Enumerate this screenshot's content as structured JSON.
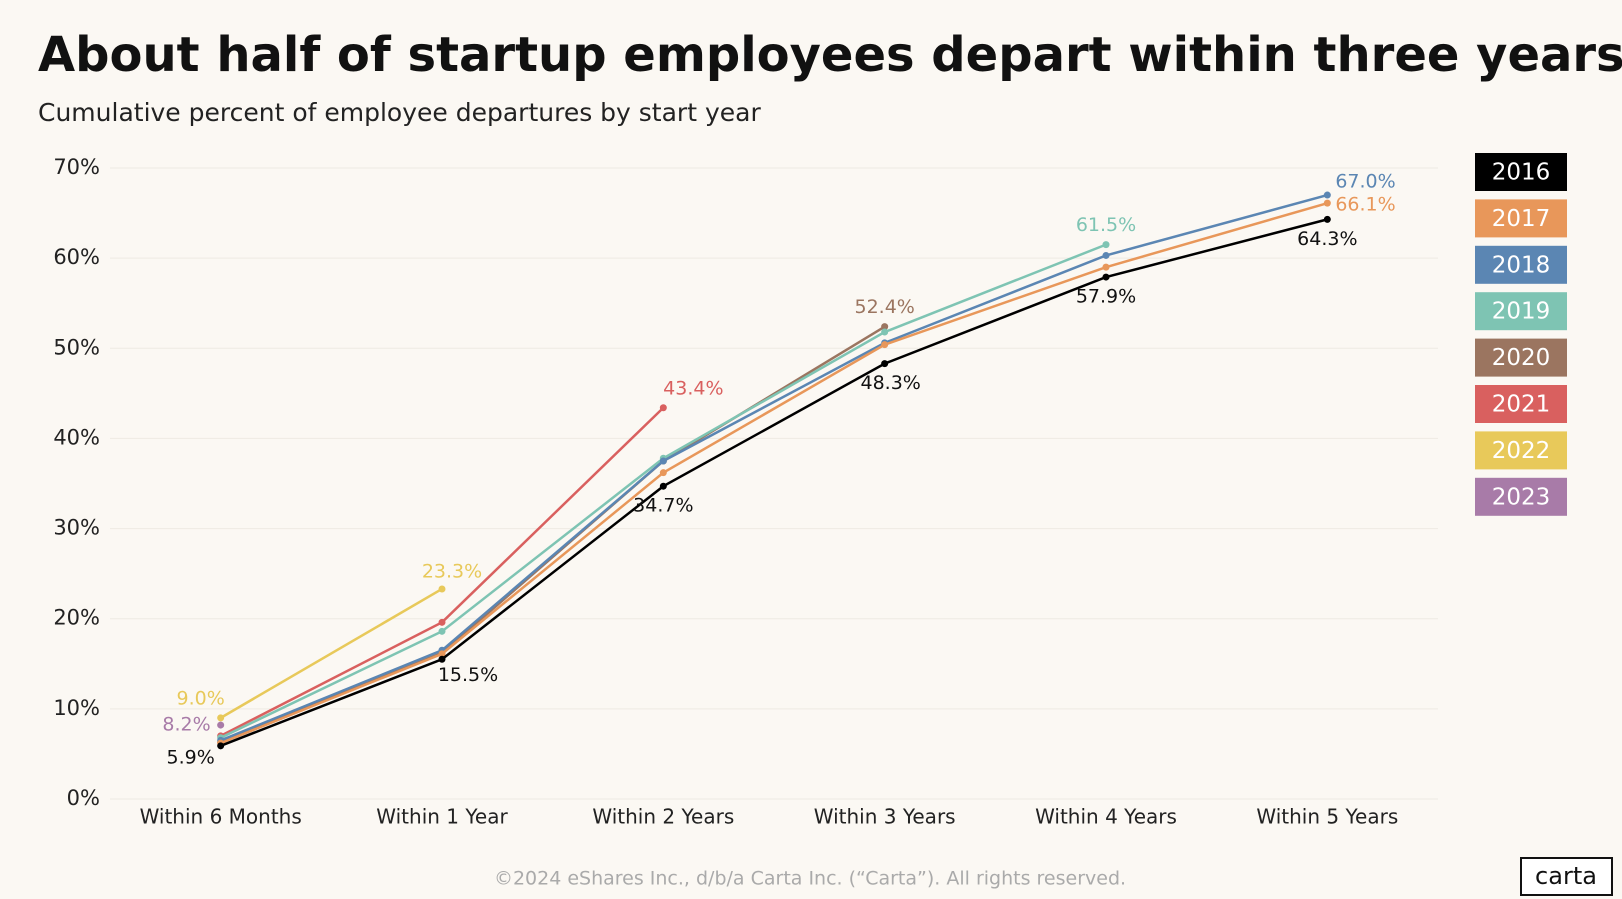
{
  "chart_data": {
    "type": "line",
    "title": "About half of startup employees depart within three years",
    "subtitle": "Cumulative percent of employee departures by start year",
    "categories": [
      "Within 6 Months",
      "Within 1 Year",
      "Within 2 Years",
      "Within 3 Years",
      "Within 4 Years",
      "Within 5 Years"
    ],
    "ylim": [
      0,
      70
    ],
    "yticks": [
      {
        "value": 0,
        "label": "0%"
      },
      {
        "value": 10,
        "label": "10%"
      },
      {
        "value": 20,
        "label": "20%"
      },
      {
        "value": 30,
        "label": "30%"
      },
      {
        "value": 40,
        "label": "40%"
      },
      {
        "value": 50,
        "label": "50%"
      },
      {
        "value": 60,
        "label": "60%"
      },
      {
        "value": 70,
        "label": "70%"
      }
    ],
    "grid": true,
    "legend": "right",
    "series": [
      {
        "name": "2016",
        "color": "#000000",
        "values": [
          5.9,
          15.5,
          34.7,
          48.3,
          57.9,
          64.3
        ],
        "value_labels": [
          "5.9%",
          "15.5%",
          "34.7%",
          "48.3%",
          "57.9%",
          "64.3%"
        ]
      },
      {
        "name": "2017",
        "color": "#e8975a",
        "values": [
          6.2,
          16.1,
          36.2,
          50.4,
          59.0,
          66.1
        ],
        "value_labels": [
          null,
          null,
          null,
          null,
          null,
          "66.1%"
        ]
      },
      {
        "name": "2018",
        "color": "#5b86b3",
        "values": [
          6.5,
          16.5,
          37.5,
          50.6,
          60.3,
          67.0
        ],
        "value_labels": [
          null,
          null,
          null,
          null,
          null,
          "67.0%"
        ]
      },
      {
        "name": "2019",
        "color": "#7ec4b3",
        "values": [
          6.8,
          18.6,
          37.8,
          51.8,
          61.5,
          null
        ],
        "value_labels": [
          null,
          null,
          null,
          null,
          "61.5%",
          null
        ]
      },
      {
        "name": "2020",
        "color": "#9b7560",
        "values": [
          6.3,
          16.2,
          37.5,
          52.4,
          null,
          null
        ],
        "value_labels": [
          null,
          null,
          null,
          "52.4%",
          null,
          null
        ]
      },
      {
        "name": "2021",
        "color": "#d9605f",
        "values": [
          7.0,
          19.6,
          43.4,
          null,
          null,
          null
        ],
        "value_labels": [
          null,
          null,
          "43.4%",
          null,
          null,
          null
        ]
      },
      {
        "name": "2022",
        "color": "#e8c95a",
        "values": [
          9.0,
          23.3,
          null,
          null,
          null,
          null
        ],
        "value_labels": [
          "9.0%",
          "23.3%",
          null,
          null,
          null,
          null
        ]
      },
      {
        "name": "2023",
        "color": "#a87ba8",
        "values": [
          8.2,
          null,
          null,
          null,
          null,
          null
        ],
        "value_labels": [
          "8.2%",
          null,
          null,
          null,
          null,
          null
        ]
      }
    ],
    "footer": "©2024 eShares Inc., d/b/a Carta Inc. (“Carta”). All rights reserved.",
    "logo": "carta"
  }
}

+ + + +

THE EXERCISE: Leave out the pictures and output every record above precisely as given.

FULL OUTPUT:
Enumerate this screenshot's content as structured JSON.
{
  "chart_data": {
    "type": "line",
    "title": "About half of startup employees depart within three years",
    "subtitle": "Cumulative percent of employee departures by start year",
    "categories": [
      "Within 6 Months",
      "Within 1 Year",
      "Within 2 Years",
      "Within 3 Years",
      "Within 4 Years",
      "Within 5 Years"
    ],
    "ylim": [
      0,
      70
    ],
    "yticks": [
      {
        "value": 0,
        "label": "0%"
      },
      {
        "value": 10,
        "label": "10%"
      },
      {
        "value": 20,
        "label": "20%"
      },
      {
        "value": 30,
        "label": "30%"
      },
      {
        "value": 40,
        "label": "40%"
      },
      {
        "value": 50,
        "label": "50%"
      },
      {
        "value": 60,
        "label": "60%"
      },
      {
        "value": 70,
        "label": "70%"
      }
    ],
    "grid": true,
    "legend": "right",
    "series": [
      {
        "name": "2016",
        "color": "#000000",
        "values": [
          5.9,
          15.5,
          34.7,
          48.3,
          57.9,
          64.3
        ],
        "value_labels": [
          "5.9%",
          "15.5%",
          "34.7%",
          "48.3%",
          "57.9%",
          "64.3%"
        ]
      },
      {
        "name": "2017",
        "color": "#e8975a",
        "values": [
          6.2,
          16.1,
          36.2,
          50.4,
          59.0,
          66.1
        ],
        "value_labels": [
          null,
          null,
          null,
          null,
          null,
          "66.1%"
        ]
      },
      {
        "name": "2018",
        "color": "#5b86b3",
        "values": [
          6.5,
          16.5,
          37.5,
          50.6,
          60.3,
          67.0
        ],
        "value_labels": [
          null,
          null,
          null,
          null,
          null,
          "67.0%"
        ]
      },
      {
        "name": "2019",
        "color": "#7ec4b3",
        "values": [
          6.8,
          18.6,
          37.8,
          51.8,
          61.5,
          null
        ],
        "value_labels": [
          null,
          null,
          null,
          null,
          "61.5%",
          null
        ]
      },
      {
        "name": "2020",
        "color": "#9b7560",
        "values": [
          6.3,
          16.2,
          37.5,
          52.4,
          null,
          null
        ],
        "value_labels": [
          null,
          null,
          null,
          "52.4%",
          null,
          null
        ]
      },
      {
        "name": "2021",
        "color": "#d9605f",
        "values": [
          7.0,
          19.6,
          43.4,
          null,
          null,
          null
        ],
        "value_labels": [
          null,
          null,
          "43.4%",
          null,
          null,
          null
        ]
      },
      {
        "name": "2022",
        "color": "#e8c95a",
        "values": [
          9.0,
          23.3,
          null,
          null,
          null,
          null
        ],
        "value_labels": [
          "9.0%",
          "23.3%",
          null,
          null,
          null,
          null
        ]
      },
      {
        "name": "2023",
        "color": "#a87ba8",
        "values": [
          8.2,
          null,
          null,
          null,
          null,
          null
        ],
        "value_labels": [
          "8.2%",
          null,
          null,
          null,
          null,
          null
        ]
      }
    ],
    "footer": "©2024 eShares Inc., d/b/a Carta Inc. (“Carta”). All rights reserved.",
    "logo": "carta"
  }
}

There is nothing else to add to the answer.